EXERCISE DESCRIPTION. Print the listing in its entirety and exactly, leaving out images.

(Data entries)
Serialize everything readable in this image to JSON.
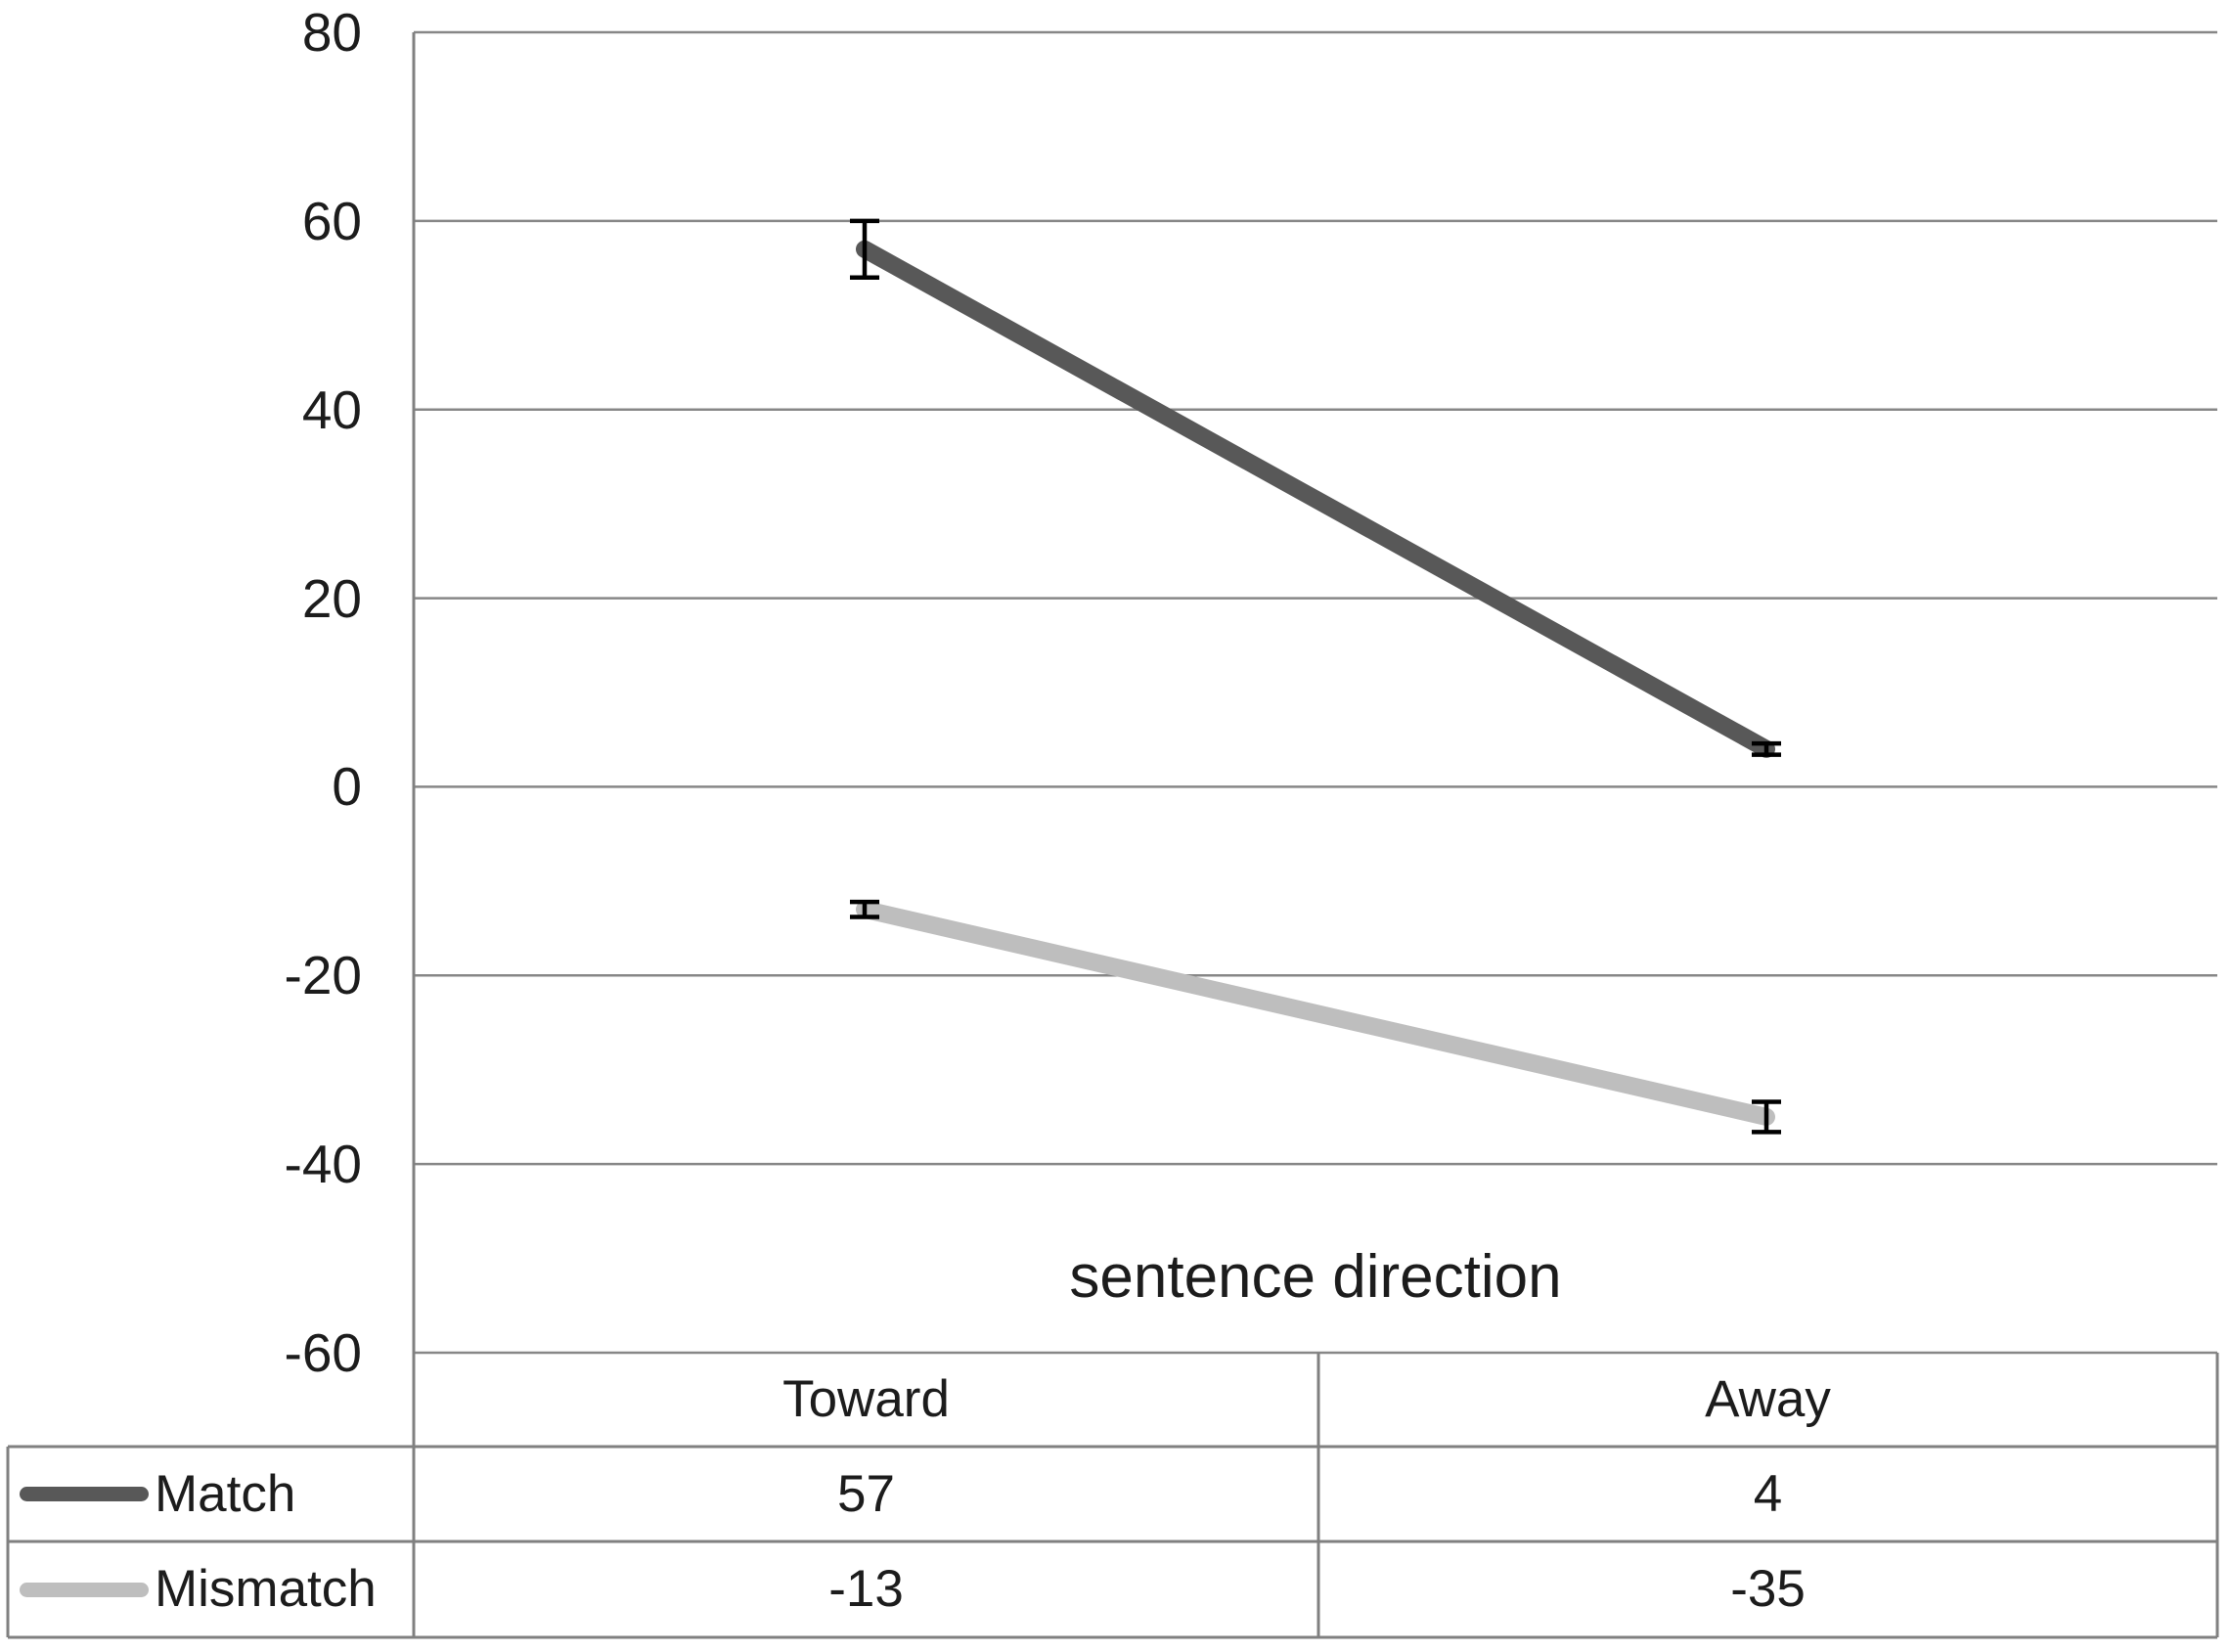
{
  "chart_data": {
    "type": "line",
    "title": "",
    "xlabel": "sentence direction",
    "ylabel": "",
    "categories": [
      "Toward",
      "Away"
    ],
    "series": [
      {
        "name": "Match",
        "values": [
          57,
          4
        ],
        "errors": [
          3.0,
          0.6
        ],
        "color": "#585858"
      },
      {
        "name": "Mismatch",
        "values": [
          -13,
          -35
        ],
        "errors": [
          0.8,
          1.6
        ],
        "color": "#bebebe"
      }
    ],
    "y_ticks": [
      80,
      60,
      40,
      20,
      0,
      -20,
      -40,
      -60
    ],
    "ylim": [
      -60,
      80
    ],
    "grid": true,
    "legend_position": "data-table-left",
    "data_table_shown": true
  },
  "colors": {
    "gridline": "#878787",
    "table_border": "#808080",
    "error_bar": "#000000",
    "text": "#1c1c1c",
    "background": "#ffffff"
  }
}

FULL RESPONSE.
Serialize everything readable in this image to JSON.
{
  "chart_data": {
    "type": "line",
    "title": "",
    "xlabel": "sentence direction",
    "ylabel": "",
    "categories": [
      "Toward",
      "Away"
    ],
    "series": [
      {
        "name": "Match",
        "values": [
          57,
          4
        ],
        "errors": [
          3.0,
          0.6
        ],
        "color": "#585858"
      },
      {
        "name": "Mismatch",
        "values": [
          -13,
          -35
        ],
        "errors": [
          0.8,
          1.6
        ],
        "color": "#bebebe"
      }
    ],
    "y_ticks": [
      80,
      60,
      40,
      20,
      0,
      -20,
      -40,
      -60
    ],
    "ylim": [
      -60,
      80
    ],
    "grid": true,
    "legend_position": "data-table-left",
    "data_table_shown": true
  },
  "colors": {
    "gridline": "#878787",
    "table_border": "#808080",
    "error_bar": "#000000",
    "text": "#1c1c1c",
    "background": "#ffffff"
  }
}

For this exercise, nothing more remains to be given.